— Aim of the task —
In the records below, work out how many lines hold the word "JSON". Report the number alone.

[BEGIN Data to use]

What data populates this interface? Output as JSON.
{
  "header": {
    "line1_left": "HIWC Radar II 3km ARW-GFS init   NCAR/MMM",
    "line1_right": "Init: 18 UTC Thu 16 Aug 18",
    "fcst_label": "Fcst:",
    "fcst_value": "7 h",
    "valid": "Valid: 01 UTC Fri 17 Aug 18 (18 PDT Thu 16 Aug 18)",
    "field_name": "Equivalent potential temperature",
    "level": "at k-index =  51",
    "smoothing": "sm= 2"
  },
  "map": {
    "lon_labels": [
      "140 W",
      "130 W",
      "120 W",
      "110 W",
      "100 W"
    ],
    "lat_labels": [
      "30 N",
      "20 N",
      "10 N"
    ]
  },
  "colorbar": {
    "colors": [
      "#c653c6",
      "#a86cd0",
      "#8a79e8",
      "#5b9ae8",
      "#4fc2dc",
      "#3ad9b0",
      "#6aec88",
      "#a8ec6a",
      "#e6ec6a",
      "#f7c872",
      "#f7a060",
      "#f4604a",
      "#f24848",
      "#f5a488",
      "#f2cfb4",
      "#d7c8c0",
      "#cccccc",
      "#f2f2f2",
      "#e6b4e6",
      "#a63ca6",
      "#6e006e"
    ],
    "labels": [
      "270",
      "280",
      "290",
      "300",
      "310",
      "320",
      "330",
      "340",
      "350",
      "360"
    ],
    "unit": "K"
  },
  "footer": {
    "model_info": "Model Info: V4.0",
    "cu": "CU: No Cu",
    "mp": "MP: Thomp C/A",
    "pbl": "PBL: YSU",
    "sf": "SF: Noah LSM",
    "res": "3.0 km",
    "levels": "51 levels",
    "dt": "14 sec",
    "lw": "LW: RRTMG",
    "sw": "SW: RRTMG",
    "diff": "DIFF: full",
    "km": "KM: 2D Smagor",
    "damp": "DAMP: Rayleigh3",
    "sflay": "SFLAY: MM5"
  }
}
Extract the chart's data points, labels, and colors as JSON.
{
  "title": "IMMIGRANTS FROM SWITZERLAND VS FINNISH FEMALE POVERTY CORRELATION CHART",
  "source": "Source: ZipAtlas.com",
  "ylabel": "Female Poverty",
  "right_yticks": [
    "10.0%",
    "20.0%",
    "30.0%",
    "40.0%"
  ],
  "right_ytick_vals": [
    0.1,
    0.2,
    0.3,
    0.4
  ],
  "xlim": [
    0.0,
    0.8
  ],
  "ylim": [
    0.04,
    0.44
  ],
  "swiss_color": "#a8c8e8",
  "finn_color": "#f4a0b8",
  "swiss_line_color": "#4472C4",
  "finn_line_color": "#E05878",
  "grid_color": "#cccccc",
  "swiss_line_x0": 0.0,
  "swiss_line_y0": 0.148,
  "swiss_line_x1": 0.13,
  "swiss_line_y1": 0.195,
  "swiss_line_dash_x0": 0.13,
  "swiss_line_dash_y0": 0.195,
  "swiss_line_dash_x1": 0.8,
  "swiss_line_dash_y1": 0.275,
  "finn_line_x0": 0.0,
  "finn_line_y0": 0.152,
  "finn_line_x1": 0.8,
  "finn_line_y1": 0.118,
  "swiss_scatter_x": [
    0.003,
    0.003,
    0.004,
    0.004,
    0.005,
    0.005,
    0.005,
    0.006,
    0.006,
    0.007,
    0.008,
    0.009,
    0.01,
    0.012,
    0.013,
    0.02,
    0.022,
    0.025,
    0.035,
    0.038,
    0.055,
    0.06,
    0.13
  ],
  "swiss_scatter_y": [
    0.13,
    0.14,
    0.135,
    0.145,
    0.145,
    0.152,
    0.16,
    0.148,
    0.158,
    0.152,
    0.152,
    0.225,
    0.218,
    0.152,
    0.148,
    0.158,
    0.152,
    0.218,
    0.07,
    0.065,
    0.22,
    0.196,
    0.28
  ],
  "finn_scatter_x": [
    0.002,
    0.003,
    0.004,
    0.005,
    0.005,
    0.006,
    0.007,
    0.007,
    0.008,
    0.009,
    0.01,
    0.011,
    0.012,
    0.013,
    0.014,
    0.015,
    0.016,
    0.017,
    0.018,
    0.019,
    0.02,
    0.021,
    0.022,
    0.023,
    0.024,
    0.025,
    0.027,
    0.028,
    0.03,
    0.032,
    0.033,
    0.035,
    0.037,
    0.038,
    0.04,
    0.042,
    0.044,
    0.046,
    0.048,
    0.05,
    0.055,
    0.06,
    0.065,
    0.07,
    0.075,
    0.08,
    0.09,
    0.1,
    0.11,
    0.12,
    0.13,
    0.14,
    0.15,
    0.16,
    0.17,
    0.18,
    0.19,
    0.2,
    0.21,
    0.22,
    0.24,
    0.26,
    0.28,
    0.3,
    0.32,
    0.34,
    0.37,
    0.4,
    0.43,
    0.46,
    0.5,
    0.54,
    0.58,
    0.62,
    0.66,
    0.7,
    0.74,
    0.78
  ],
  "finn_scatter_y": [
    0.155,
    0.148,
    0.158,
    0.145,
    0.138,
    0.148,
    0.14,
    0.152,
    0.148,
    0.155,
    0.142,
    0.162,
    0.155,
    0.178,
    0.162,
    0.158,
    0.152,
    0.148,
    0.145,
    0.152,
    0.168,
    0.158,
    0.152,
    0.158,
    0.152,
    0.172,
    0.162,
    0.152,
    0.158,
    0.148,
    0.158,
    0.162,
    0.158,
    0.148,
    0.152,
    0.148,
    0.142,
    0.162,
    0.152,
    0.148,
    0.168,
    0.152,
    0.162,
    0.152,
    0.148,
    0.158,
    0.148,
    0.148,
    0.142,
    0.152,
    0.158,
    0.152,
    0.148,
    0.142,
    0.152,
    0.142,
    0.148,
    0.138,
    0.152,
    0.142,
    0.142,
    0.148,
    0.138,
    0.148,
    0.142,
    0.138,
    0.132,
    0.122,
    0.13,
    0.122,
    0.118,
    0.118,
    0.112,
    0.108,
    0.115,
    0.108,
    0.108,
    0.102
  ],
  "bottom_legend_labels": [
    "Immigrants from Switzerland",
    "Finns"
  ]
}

[END Data to use]

— Output of the task —
2